======== GIVEN RECORDS ========
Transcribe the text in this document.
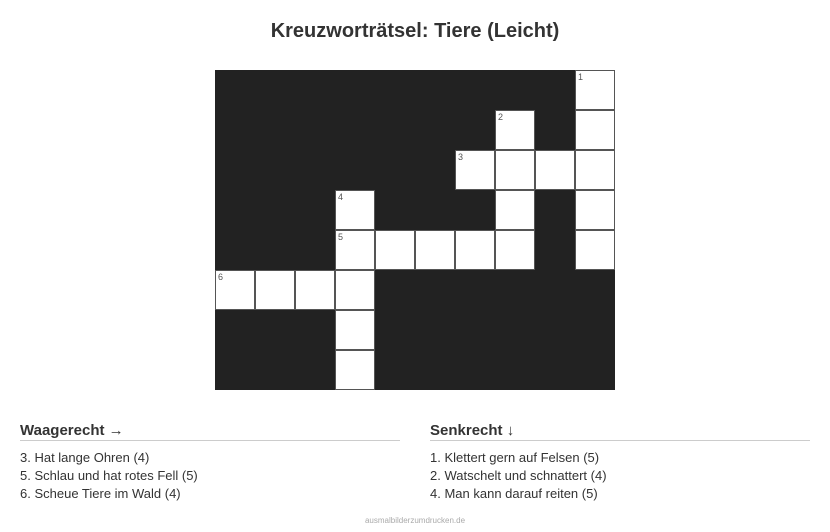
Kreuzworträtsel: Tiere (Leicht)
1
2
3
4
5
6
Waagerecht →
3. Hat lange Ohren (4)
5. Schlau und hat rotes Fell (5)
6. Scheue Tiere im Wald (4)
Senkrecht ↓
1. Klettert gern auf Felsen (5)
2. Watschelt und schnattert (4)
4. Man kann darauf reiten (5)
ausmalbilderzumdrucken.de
========
======== GIVEN RECORDS ========
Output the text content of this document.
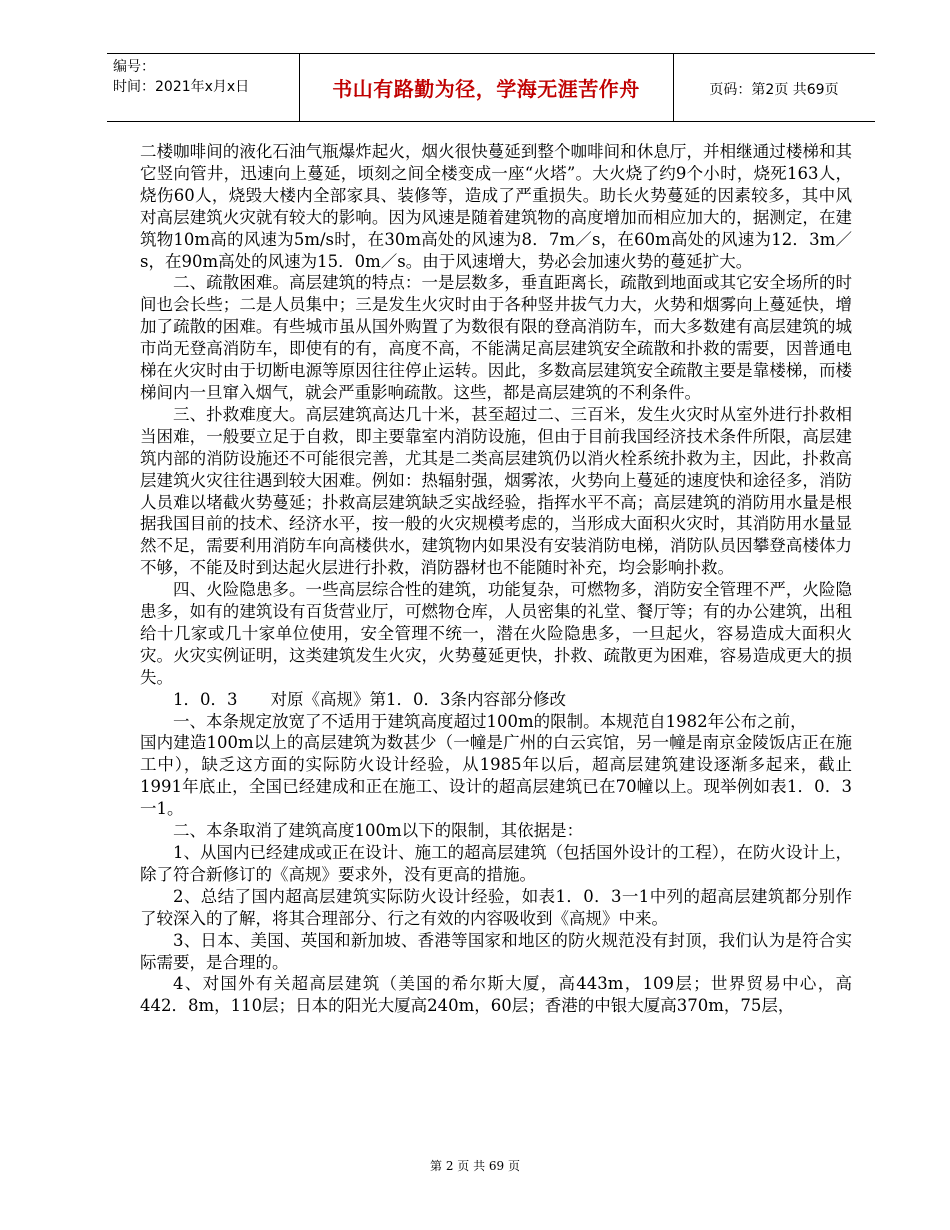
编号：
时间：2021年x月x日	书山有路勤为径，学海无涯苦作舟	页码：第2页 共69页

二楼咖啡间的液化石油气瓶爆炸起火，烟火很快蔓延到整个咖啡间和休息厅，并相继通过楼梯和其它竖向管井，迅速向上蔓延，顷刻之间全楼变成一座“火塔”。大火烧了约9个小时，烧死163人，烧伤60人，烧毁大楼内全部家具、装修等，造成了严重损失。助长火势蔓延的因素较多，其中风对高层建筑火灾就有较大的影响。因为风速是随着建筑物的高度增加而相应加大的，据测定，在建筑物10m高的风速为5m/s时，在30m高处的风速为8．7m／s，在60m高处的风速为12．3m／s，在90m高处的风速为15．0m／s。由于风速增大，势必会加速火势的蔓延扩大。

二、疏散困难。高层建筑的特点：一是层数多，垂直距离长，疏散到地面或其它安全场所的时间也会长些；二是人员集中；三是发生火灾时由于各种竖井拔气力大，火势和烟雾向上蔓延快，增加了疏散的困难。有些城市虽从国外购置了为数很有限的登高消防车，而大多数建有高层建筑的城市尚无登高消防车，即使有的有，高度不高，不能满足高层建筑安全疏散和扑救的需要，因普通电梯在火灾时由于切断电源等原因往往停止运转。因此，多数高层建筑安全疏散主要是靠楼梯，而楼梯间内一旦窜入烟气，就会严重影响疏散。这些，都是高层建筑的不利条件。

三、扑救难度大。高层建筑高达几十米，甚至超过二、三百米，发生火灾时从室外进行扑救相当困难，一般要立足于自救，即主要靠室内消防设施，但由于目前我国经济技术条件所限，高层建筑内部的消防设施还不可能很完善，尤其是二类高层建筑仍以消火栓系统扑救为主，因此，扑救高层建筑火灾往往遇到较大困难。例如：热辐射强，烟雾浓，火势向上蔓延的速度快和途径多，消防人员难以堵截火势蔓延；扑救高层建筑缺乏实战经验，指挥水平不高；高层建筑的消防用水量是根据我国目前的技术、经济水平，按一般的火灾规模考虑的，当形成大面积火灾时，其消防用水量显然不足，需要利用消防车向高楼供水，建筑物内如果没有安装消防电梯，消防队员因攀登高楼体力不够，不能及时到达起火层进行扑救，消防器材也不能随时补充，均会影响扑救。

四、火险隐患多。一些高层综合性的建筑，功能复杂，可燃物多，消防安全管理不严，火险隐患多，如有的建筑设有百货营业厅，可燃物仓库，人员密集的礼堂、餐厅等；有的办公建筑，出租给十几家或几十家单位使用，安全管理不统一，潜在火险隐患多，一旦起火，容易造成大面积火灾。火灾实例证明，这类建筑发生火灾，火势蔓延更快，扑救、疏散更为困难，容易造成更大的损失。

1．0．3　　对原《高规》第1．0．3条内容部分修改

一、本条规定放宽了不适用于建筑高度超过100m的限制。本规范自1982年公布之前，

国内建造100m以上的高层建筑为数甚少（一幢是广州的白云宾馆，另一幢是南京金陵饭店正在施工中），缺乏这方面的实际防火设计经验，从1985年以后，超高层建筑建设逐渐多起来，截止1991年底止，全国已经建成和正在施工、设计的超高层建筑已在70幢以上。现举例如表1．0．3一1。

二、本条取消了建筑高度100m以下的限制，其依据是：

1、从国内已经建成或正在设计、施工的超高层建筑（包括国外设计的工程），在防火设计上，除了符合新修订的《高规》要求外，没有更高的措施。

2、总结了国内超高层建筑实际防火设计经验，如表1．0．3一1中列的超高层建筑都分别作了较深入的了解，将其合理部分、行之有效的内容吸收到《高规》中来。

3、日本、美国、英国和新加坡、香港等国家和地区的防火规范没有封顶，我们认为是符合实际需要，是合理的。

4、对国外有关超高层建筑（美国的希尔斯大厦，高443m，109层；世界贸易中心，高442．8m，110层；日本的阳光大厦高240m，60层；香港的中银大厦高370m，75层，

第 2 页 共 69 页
========
**TASK REQUIREMENTS:** Pick out the lines above containing the word "Tiere", then copy them.

**FINISHED EXERCISE:**
Kreuzworträtsel: Tiere (Leicht)
6. Scheue Tiere im Wald (4)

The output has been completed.